begin Records supplied

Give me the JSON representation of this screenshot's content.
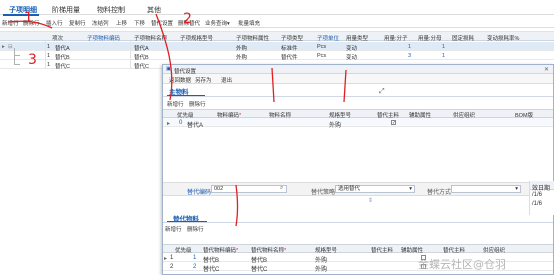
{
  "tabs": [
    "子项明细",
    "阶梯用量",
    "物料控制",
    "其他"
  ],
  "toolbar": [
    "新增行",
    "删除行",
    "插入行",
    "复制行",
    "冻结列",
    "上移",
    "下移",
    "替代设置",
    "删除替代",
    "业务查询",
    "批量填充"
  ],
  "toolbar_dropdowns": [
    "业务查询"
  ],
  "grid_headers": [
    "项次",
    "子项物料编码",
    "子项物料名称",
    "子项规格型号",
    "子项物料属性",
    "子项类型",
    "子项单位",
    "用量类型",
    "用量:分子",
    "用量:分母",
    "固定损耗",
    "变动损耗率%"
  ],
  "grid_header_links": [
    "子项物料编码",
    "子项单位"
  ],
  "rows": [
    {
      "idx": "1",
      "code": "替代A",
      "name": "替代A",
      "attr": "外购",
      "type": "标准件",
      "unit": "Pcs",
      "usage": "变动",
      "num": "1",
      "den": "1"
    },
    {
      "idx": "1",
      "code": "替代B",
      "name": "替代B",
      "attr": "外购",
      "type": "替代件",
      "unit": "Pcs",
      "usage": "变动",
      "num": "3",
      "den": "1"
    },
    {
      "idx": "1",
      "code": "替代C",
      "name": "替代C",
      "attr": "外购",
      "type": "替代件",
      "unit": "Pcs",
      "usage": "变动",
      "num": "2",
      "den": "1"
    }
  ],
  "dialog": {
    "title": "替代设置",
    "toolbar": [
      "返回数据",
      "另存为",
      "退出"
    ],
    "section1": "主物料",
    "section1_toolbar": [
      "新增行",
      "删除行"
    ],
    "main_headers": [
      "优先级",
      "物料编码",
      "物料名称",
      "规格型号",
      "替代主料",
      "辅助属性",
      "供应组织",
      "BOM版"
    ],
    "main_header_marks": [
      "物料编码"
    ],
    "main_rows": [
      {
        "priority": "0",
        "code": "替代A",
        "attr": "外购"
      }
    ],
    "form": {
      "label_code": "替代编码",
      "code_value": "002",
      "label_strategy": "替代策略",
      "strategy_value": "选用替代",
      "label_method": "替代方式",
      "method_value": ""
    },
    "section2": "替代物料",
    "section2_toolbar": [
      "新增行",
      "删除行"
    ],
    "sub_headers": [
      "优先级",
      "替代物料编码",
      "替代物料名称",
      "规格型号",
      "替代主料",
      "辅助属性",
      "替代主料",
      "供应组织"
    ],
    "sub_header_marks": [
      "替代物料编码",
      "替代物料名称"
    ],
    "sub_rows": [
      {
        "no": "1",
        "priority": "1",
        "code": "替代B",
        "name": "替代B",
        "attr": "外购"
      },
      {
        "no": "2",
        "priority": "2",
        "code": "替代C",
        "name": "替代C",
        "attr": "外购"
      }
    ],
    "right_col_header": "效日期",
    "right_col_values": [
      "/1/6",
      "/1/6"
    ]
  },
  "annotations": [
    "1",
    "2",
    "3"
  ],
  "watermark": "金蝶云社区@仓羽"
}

end Records supplied

__Written task__. Leave the pictures out and write out every entry exactly as given.

__Written solution__.
Give me the JSON representation of this screenshot's content.
{
  "tabs": [
    "子项明细",
    "阶梯用量",
    "物料控制",
    "其他"
  ],
  "toolbar": [
    "新增行",
    "删除行",
    "插入行",
    "复制行",
    "冻结列",
    "上移",
    "下移",
    "替代设置",
    "删除替代",
    "业务查询",
    "批量填充"
  ],
  "toolbar_dropdowns": [
    "业务查询"
  ],
  "grid_headers": [
    "项次",
    "子项物料编码",
    "子项物料名称",
    "子项规格型号",
    "子项物料属性",
    "子项类型",
    "子项单位",
    "用量类型",
    "用量:分子",
    "用量:分母",
    "固定损耗",
    "变动损耗率%"
  ],
  "grid_header_links": [
    "子项物料编码",
    "子项单位"
  ],
  "rows": [
    {
      "idx": "1",
      "code": "替代A",
      "name": "替代A",
      "attr": "外购",
      "type": "标准件",
      "unit": "Pcs",
      "usage": "变动",
      "num": "1",
      "den": "1"
    },
    {
      "idx": "1",
      "code": "替代B",
      "name": "替代B",
      "attr": "外购",
      "type": "替代件",
      "unit": "Pcs",
      "usage": "变动",
      "num": "3",
      "den": "1"
    },
    {
      "idx": "1",
      "code": "替代C",
      "name": "替代C",
      "attr": "外购",
      "type": "替代件",
      "unit": "Pcs",
      "usage": "变动",
      "num": "2",
      "den": "1"
    }
  ],
  "dialog": {
    "title": "替代设置",
    "toolbar": [
      "返回数据",
      "另存为",
      "退出"
    ],
    "section1": "主物料",
    "section1_toolbar": [
      "新增行",
      "删除行"
    ],
    "main_headers": [
      "优先级",
      "物料编码",
      "物料名称",
      "规格型号",
      "替代主料",
      "辅助属性",
      "供应组织",
      "BOM版"
    ],
    "main_header_marks": [
      "物料编码"
    ],
    "main_rows": [
      {
        "priority": "0",
        "code": "替代A",
        "attr": "外购"
      }
    ],
    "form": {
      "label_code": "替代编码",
      "code_value": "002",
      "label_strategy": "替代策略",
      "strategy_value": "选用替代",
      "label_method": "替代方式",
      "method_value": ""
    },
    "section2": "替代物料",
    "section2_toolbar": [
      "新增行",
      "删除行"
    ],
    "sub_headers": [
      "优先级",
      "替代物料编码",
      "替代物料名称",
      "规格型号",
      "替代主料",
      "辅助属性",
      "替代主料",
      "供应组织"
    ],
    "sub_header_marks": [
      "替代物料编码",
      "替代物料名称"
    ],
    "sub_rows": [
      {
        "no": "1",
        "priority": "1",
        "code": "替代B",
        "name": "替代B",
        "attr": "外购"
      },
      {
        "no": "2",
        "priority": "2",
        "code": "替代C",
        "name": "替代C",
        "attr": "外购"
      }
    ],
    "right_col_header": "效日期",
    "right_col_values": [
      "/1/6",
      "/1/6"
    ]
  },
  "annotations": [
    "1",
    "2",
    "3"
  ],
  "watermark": "金蝶云社区@仓羽"
}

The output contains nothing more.